> _PROBLEM REQUIREMENTS_:
Repeat each entry in full, exactly.

## BEGIN DATASET ROWS

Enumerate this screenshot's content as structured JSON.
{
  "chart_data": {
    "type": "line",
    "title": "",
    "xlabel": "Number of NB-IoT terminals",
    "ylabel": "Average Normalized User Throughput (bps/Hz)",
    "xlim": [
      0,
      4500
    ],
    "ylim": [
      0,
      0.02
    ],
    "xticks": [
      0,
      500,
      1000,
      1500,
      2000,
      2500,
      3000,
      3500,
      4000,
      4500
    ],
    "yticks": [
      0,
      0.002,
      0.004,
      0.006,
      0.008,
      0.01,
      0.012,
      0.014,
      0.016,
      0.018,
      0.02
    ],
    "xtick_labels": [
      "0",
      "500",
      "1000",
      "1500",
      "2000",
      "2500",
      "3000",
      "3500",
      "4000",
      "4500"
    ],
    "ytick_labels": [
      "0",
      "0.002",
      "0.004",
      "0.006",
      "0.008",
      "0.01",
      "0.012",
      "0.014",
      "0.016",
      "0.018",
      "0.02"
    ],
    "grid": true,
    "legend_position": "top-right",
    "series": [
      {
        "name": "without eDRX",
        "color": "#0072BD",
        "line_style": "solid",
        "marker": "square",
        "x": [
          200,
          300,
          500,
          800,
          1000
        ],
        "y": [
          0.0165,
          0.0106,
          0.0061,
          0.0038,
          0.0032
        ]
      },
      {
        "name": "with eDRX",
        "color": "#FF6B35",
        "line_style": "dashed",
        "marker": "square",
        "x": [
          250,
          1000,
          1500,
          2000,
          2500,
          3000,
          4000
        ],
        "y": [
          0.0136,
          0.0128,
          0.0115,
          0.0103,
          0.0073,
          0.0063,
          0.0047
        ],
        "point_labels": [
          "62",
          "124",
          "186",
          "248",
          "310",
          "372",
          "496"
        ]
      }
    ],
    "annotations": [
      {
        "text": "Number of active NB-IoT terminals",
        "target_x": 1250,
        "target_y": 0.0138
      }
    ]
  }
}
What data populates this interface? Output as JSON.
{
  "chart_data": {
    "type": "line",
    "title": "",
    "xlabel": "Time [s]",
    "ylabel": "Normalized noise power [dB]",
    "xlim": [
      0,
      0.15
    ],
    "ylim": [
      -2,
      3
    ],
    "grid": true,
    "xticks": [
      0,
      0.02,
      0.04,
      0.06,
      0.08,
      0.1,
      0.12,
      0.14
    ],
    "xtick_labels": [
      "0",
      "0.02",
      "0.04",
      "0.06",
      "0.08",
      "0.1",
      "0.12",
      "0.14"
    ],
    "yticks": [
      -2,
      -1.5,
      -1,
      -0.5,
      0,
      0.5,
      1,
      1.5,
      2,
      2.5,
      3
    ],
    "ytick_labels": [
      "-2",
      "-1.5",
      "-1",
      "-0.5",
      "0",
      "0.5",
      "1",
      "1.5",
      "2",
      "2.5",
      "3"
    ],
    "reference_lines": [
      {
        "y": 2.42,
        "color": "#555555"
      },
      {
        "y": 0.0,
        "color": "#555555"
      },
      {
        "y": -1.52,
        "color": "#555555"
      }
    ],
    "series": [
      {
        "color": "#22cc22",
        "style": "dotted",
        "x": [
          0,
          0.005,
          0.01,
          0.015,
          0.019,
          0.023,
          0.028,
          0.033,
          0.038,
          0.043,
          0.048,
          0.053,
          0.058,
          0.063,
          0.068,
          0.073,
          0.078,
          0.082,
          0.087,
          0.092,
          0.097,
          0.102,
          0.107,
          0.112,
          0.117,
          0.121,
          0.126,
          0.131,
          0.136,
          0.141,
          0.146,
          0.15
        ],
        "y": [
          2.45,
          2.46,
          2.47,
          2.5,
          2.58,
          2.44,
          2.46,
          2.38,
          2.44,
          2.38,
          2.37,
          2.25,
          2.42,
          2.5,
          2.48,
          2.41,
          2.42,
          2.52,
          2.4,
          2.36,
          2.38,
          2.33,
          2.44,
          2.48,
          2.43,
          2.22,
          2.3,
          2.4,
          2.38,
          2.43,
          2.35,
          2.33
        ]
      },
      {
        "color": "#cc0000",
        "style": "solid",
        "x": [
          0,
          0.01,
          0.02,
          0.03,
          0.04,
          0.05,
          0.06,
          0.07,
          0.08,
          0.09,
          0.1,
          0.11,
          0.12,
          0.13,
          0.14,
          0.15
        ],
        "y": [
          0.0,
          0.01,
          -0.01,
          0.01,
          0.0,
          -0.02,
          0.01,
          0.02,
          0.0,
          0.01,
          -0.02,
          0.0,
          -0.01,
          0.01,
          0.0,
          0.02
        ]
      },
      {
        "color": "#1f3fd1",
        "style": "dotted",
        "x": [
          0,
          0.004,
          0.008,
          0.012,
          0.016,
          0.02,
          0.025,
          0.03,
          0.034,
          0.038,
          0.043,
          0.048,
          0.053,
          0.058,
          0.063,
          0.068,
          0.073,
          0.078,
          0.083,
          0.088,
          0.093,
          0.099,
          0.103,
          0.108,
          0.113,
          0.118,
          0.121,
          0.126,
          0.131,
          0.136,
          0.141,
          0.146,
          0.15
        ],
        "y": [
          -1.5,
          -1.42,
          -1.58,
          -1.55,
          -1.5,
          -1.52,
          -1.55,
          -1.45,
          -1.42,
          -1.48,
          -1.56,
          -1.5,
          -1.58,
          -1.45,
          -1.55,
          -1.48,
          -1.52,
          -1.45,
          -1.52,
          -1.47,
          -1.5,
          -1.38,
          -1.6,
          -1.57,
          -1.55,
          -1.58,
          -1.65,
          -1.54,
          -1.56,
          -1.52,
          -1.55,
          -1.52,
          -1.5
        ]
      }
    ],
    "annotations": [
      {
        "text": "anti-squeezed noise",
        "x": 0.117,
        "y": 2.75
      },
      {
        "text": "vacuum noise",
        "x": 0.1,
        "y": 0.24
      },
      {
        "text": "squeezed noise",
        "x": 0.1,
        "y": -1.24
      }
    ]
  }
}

## END DATASET ROWS

> _THE ANSWER_:
Enumerate this screenshot's content as structured JSON.
{
  "chart_data": {
    "type": "line",
    "title": "",
    "xlabel": "Number of NB-IoT terminals",
    "ylabel": "Average Normalized User Throughput (bps/Hz)",
    "xlim": [
      0,
      4500
    ],
    "ylim": [
      0,
      0.02
    ],
    "xticks": [
      0,
      500,
      1000,
      1500,
      2000,
      2500,
      3000,
      3500,
      4000,
      4500
    ],
    "yticks": [
      0,
      0.002,
      0.004,
      0.006,
      0.008,
      0.01,
      0.012,
      0.014,
      0.016,
      0.018,
      0.02
    ],
    "xtick_labels": [
      "0",
      "500",
      "1000",
      "1500",
      "2000",
      "2500",
      "3000",
      "3500",
      "4000",
      "4500"
    ],
    "ytick_labels": [
      "0",
      "0.002",
      "0.004",
      "0.006",
      "0.008",
      "0.01",
      "0.012",
      "0.014",
      "0.016",
      "0.018",
      "0.02"
    ],
    "grid": true,
    "legend_position": "top-right",
    "series": [
      {
        "name": "without eDRX",
        "color": "#0072BD",
        "line_style": "solid",
        "marker": "square",
        "x": [
          200,
          300,
          500,
          800,
          1000
        ],
        "y": [
          0.0165,
          0.0106,
          0.0061,
          0.0038,
          0.0032
        ]
      },
      {
        "name": "with eDRX",
        "color": "#FF6B35",
        "line_style": "dashed",
        "marker": "square",
        "x": [
          250,
          1000,
          1500,
          2000,
          2500,
          3000,
          4000
        ],
        "y": [
          0.0136,
          0.0128,
          0.0115,
          0.0103,
          0.0073,
          0.0063,
          0.0047
        ],
        "point_labels": [
          "62",
          "124",
          "186",
          "248",
          "310",
          "372",
          "496"
        ]
      }
    ],
    "annotations": [
      {
        "text": "Number of active NB-IoT terminals",
        "target_x": 1250,
        "target_y": 0.0138
      }
    ]
  }
}
What data populates this interface? Output as JSON.
{
  "chart_data": {
    "type": "line",
    "title": "",
    "xlabel": "Time [s]",
    "ylabel": "Normalized noise power [dB]",
    "xlim": [
      0,
      0.15
    ],
    "ylim": [
      -2,
      3
    ],
    "grid": true,
    "xticks": [
      0,
      0.02,
      0.04,
      0.06,
      0.08,
      0.1,
      0.12,
      0.14
    ],
    "xtick_labels": [
      "0",
      "0.02",
      "0.04",
      "0.06",
      "0.08",
      "0.1",
      "0.12",
      "0.14"
    ],
    "yticks": [
      -2,
      -1.5,
      -1,
      -0.5,
      0,
      0.5,
      1,
      1.5,
      2,
      2.5,
      3
    ],
    "ytick_labels": [
      "-2",
      "-1.5",
      "-1",
      "-0.5",
      "0",
      "0.5",
      "1",
      "1.5",
      "2",
      "2.5",
      "3"
    ],
    "reference_lines": [
      {
        "y": 2.42,
        "color": "#555555"
      },
      {
        "y": 0.0,
        "color": "#555555"
      },
      {
        "y": -1.52,
        "color": "#555555"
      }
    ],
    "series": [
      {
        "color": "#22cc22",
        "style": "dotted",
        "x": [
          0,
          0.005,
          0.01,
          0.015,
          0.019,
          0.023,
          0.028,
          0.033,
          0.038,
          0.043,
          0.048,
          0.053,
          0.058,
          0.063,
          0.068,
          0.073,
          0.078,
          0.082,
          0.087,
          0.092,
          0.097,
          0.102,
          0.107,
          0.112,
          0.117,
          0.121,
          0.126,
          0.131,
          0.136,
          0.141,
          0.146,
          0.15
        ],
        "y": [
          2.45,
          2.46,
          2.47,
          2.5,
          2.58,
          2.44,
          2.46,
          2.38,
          2.44,
          2.38,
          2.37,
          2.25,
          2.42,
          2.5,
          2.48,
          2.41,
          2.42,
          2.52,
          2.4,
          2.36,
          2.38,
          2.33,
          2.44,
          2.48,
          2.43,
          2.22,
          2.3,
          2.4,
          2.38,
          2.43,
          2.35,
          2.33
        ]
      },
      {
        "color": "#cc0000",
        "style": "solid",
        "x": [
          0,
          0.01,
          0.02,
          0.03,
          0.04,
          0.05,
          0.06,
          0.07,
          0.08,
          0.09,
          0.1,
          0.11,
          0.12,
          0.13,
          0.14,
          0.15
        ],
        "y": [
          0.0,
          0.01,
          -0.01,
          0.01,
          0.0,
          -0.02,
          0.01,
          0.02,
          0.0,
          0.01,
          -0.02,
          0.0,
          -0.01,
          0.01,
          0.0,
          0.02
        ]
      },
      {
        "color": "#1f3fd1",
        "style": "dotted",
        "x": [
          0,
          0.004,
          0.008,
          0.012,
          0.016,
          0.02,
          0.025,
          0.03,
          0.034,
          0.038,
          0.043,
          0.048,
          0.053,
          0.058,
          0.063,
          0.068,
          0.073,
          0.078,
          0.083,
          0.088,
          0.093,
          0.099,
          0.103,
          0.108,
          0.113,
          0.118,
          0.121,
          0.126,
          0.131,
          0.136,
          0.141,
          0.146,
          0.15
        ],
        "y": [
          -1.5,
          -1.42,
          -1.58,
          -1.55,
          -1.5,
          -1.52,
          -1.55,
          -1.45,
          -1.42,
          -1.48,
          -1.56,
          -1.5,
          -1.58,
          -1.45,
          -1.55,
          -1.48,
          -1.52,
          -1.45,
          -1.52,
          -1.47,
          -1.5,
          -1.38,
          -1.6,
          -1.57,
          -1.55,
          -1.58,
          -1.65,
          -1.54,
          -1.56,
          -1.52,
          -1.55,
          -1.52,
          -1.5
        ]
      }
    ],
    "annotations": [
      {
        "text": "anti-squeezed noise",
        "x": 0.117,
        "y": 2.75
      },
      {
        "text": "vacuum noise",
        "x": 0.1,
        "y": 0.24
      },
      {
        "text": "squeezed noise",
        "x": 0.1,
        "y": -1.24
      }
    ]
  }
}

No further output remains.